- _TO DO_:
Write the material out again, line by line, exactly as it is.

== AVAILABLE DATA

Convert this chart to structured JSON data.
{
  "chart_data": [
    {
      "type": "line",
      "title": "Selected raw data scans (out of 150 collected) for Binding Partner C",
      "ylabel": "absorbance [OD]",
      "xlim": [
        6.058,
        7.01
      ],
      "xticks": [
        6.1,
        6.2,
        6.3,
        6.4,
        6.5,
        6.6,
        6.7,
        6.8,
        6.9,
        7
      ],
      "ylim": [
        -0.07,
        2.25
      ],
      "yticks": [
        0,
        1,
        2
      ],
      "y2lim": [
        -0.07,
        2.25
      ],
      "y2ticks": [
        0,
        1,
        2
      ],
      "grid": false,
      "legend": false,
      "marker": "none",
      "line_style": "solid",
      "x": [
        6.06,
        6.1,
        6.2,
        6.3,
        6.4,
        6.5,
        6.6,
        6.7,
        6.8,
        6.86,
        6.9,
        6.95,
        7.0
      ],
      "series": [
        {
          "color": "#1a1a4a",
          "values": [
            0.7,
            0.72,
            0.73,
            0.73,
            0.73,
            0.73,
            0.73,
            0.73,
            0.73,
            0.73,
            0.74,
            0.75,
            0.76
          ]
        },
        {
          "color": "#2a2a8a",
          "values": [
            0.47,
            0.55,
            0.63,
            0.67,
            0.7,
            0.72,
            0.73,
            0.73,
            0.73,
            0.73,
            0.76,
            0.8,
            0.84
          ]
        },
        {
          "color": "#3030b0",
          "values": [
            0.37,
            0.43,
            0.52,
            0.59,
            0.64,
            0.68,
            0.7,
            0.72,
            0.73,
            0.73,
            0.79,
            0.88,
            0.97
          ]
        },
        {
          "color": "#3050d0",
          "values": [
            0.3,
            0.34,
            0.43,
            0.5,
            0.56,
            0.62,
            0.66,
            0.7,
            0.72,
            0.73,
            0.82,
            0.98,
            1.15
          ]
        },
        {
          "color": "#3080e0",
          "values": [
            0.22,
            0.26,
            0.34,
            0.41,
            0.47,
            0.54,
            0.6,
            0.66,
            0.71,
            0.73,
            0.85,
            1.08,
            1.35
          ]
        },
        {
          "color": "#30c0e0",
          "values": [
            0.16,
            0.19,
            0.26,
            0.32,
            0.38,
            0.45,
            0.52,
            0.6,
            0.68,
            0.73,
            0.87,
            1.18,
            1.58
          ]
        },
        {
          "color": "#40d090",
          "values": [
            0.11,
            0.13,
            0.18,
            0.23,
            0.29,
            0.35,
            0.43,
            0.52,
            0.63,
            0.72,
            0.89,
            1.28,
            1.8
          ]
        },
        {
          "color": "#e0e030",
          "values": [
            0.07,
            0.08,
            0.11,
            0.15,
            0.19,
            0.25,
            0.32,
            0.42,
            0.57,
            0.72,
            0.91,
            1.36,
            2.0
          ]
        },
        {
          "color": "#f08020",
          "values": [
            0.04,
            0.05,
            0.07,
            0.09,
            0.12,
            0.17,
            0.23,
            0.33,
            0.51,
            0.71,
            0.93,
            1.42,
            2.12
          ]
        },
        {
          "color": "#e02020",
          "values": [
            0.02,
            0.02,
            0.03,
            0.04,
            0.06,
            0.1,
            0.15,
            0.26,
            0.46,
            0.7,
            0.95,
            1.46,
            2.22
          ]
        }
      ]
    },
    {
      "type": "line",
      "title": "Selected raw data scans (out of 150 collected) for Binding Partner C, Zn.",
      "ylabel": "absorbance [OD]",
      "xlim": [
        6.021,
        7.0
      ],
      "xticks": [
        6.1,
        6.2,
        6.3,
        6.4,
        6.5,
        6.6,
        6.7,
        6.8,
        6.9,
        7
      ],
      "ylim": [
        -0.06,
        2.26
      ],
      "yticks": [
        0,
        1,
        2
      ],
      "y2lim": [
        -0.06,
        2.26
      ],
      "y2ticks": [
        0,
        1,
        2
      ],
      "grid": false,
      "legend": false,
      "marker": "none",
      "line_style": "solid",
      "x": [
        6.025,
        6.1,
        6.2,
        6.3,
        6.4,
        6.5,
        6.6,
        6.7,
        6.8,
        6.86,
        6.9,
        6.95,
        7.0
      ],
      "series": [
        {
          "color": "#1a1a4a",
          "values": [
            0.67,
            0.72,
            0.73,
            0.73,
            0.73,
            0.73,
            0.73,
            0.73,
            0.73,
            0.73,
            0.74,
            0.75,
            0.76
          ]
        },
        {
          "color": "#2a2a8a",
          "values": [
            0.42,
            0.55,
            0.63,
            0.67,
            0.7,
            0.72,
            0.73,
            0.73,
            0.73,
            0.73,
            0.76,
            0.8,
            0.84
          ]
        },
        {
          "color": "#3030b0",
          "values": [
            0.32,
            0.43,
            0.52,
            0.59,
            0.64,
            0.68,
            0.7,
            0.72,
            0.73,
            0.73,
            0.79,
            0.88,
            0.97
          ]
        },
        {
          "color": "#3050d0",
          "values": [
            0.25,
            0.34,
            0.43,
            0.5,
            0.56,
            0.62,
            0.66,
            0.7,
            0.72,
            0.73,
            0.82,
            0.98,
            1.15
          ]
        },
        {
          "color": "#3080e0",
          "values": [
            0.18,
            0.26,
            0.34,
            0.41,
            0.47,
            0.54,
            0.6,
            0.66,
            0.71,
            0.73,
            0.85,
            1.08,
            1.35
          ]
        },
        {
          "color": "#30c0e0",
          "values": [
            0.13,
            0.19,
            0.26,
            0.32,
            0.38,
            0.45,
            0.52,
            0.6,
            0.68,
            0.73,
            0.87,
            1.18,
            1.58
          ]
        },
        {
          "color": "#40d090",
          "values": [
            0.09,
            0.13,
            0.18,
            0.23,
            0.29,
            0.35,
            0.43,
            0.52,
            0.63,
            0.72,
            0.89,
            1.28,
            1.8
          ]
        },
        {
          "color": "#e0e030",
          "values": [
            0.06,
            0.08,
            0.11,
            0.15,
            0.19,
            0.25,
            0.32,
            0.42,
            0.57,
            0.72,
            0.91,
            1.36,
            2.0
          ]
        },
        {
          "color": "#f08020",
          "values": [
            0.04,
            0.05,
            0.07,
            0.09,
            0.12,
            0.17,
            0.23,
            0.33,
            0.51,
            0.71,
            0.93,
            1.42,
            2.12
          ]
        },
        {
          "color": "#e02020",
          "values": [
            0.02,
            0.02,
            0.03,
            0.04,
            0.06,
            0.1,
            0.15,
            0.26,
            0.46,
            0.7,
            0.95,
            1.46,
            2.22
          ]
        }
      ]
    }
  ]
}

====

- _SOLUTION_:
Convert this chart to structured JSON data.
{
  "chart_data": [
    {
      "type": "line",
      "title": "Selected raw data scans (out of 150 collected) for Binding Partner C",
      "ylabel": "absorbance [OD]",
      "xlim": [
        6.058,
        7.01
      ],
      "xticks": [
        6.1,
        6.2,
        6.3,
        6.4,
        6.5,
        6.6,
        6.7,
        6.8,
        6.9,
        7
      ],
      "ylim": [
        -0.07,
        2.25
      ],
      "yticks": [
        0,
        1,
        2
      ],
      "y2lim": [
        -0.07,
        2.25
      ],
      "y2ticks": [
        0,
        1,
        2
      ],
      "grid": false,
      "legend": false,
      "marker": "none",
      "line_style": "solid",
      "x": [
        6.06,
        6.1,
        6.2,
        6.3,
        6.4,
        6.5,
        6.6,
        6.7,
        6.8,
        6.86,
        6.9,
        6.95,
        7.0
      ],
      "series": [
        {
          "color": "#1a1a4a",
          "values": [
            0.7,
            0.72,
            0.73,
            0.73,
            0.73,
            0.73,
            0.73,
            0.73,
            0.73,
            0.73,
            0.74,
            0.75,
            0.76
          ]
        },
        {
          "color": "#2a2a8a",
          "values": [
            0.47,
            0.55,
            0.63,
            0.67,
            0.7,
            0.72,
            0.73,
            0.73,
            0.73,
            0.73,
            0.76,
            0.8,
            0.84
          ]
        },
        {
          "color": "#3030b0",
          "values": [
            0.37,
            0.43,
            0.52,
            0.59,
            0.64,
            0.68,
            0.7,
            0.72,
            0.73,
            0.73,
            0.79,
            0.88,
            0.97
          ]
        },
        {
          "color": "#3050d0",
          "values": [
            0.3,
            0.34,
            0.43,
            0.5,
            0.56,
            0.62,
            0.66,
            0.7,
            0.72,
            0.73,
            0.82,
            0.98,
            1.15
          ]
        },
        {
          "color": "#3080e0",
          "values": [
            0.22,
            0.26,
            0.34,
            0.41,
            0.47,
            0.54,
            0.6,
            0.66,
            0.71,
            0.73,
            0.85,
            1.08,
            1.35
          ]
        },
        {
          "color": "#30c0e0",
          "values": [
            0.16,
            0.19,
            0.26,
            0.32,
            0.38,
            0.45,
            0.52,
            0.6,
            0.68,
            0.73,
            0.87,
            1.18,
            1.58
          ]
        },
        {
          "color": "#40d090",
          "values": [
            0.11,
            0.13,
            0.18,
            0.23,
            0.29,
            0.35,
            0.43,
            0.52,
            0.63,
            0.72,
            0.89,
            1.28,
            1.8
          ]
        },
        {
          "color": "#e0e030",
          "values": [
            0.07,
            0.08,
            0.11,
            0.15,
            0.19,
            0.25,
            0.32,
            0.42,
            0.57,
            0.72,
            0.91,
            1.36,
            2.0
          ]
        },
        {
          "color": "#f08020",
          "values": [
            0.04,
            0.05,
            0.07,
            0.09,
            0.12,
            0.17,
            0.23,
            0.33,
            0.51,
            0.71,
            0.93,
            1.42,
            2.12
          ]
        },
        {
          "color": "#e02020",
          "values": [
            0.02,
            0.02,
            0.03,
            0.04,
            0.06,
            0.1,
            0.15,
            0.26,
            0.46,
            0.7,
            0.95,
            1.46,
            2.22
          ]
        }
      ]
    },
    {
      "type": "line",
      "title": "Selected raw data scans (out of 150 collected) for Binding Partner C, Zn.",
      "ylabel": "absorbance [OD]",
      "xlim": [
        6.021,
        7.0
      ],
      "xticks": [
        6.1,
        6.2,
        6.3,
        6.4,
        6.5,
        6.6,
        6.7,
        6.8,
        6.9,
        7
      ],
      "ylim": [
        -0.06,
        2.26
      ],
      "yticks": [
        0,
        1,
        2
      ],
      "y2lim": [
        -0.06,
        2.26
      ],
      "y2ticks": [
        0,
        1,
        2
      ],
      "grid": false,
      "legend": false,
      "marker": "none",
      "line_style": "solid",
      "x": [
        6.025,
        6.1,
        6.2,
        6.3,
        6.4,
        6.5,
        6.6,
        6.7,
        6.8,
        6.86,
        6.9,
        6.95,
        7.0
      ],
      "series": [
        {
          "color": "#1a1a4a",
          "values": [
            0.67,
            0.72,
            0.73,
            0.73,
            0.73,
            0.73,
            0.73,
            0.73,
            0.73,
            0.73,
            0.74,
            0.75,
            0.76
          ]
        },
        {
          "color": "#2a2a8a",
          "values": [
            0.42,
            0.55,
            0.63,
            0.67,
            0.7,
            0.72,
            0.73,
            0.73,
            0.73,
            0.73,
            0.76,
            0.8,
            0.84
          ]
        },
        {
          "color": "#3030b0",
          "values": [
            0.32,
            0.43,
            0.52,
            0.59,
            0.64,
            0.68,
            0.7,
            0.72,
            0.73,
            0.73,
            0.79,
            0.88,
            0.97
          ]
        },
        {
          "color": "#3050d0",
          "values": [
            0.25,
            0.34,
            0.43,
            0.5,
            0.56,
            0.62,
            0.66,
            0.7,
            0.72,
            0.73,
            0.82,
            0.98,
            1.15
          ]
        },
        {
          "color": "#3080e0",
          "values": [
            0.18,
            0.26,
            0.34,
            0.41,
            0.47,
            0.54,
            0.6,
            0.66,
            0.71,
            0.73,
            0.85,
            1.08,
            1.35
          ]
        },
        {
          "color": "#30c0e0",
          "values": [
            0.13,
            0.19,
            0.26,
            0.32,
            0.38,
            0.45,
            0.52,
            0.6,
            0.68,
            0.73,
            0.87,
            1.18,
            1.58
          ]
        },
        {
          "color": "#40d090",
          "values": [
            0.09,
            0.13,
            0.18,
            0.23,
            0.29,
            0.35,
            0.43,
            0.52,
            0.63,
            0.72,
            0.89,
            1.28,
            1.8
          ]
        },
        {
          "color": "#e0e030",
          "values": [
            0.06,
            0.08,
            0.11,
            0.15,
            0.19,
            0.25,
            0.32,
            0.42,
            0.57,
            0.72,
            0.91,
            1.36,
            2.0
          ]
        },
        {
          "color": "#f08020",
          "values": [
            0.04,
            0.05,
            0.07,
            0.09,
            0.12,
            0.17,
            0.23,
            0.33,
            0.51,
            0.71,
            0.93,
            1.42,
            2.12
          ]
        },
        {
          "color": "#e02020",
          "values": [
            0.02,
            0.02,
            0.03,
            0.04,
            0.06,
            0.1,
            0.15,
            0.26,
            0.46,
            0.7,
            0.95,
            1.46,
            2.22
          ]
        }
      ]
    }
  ]
}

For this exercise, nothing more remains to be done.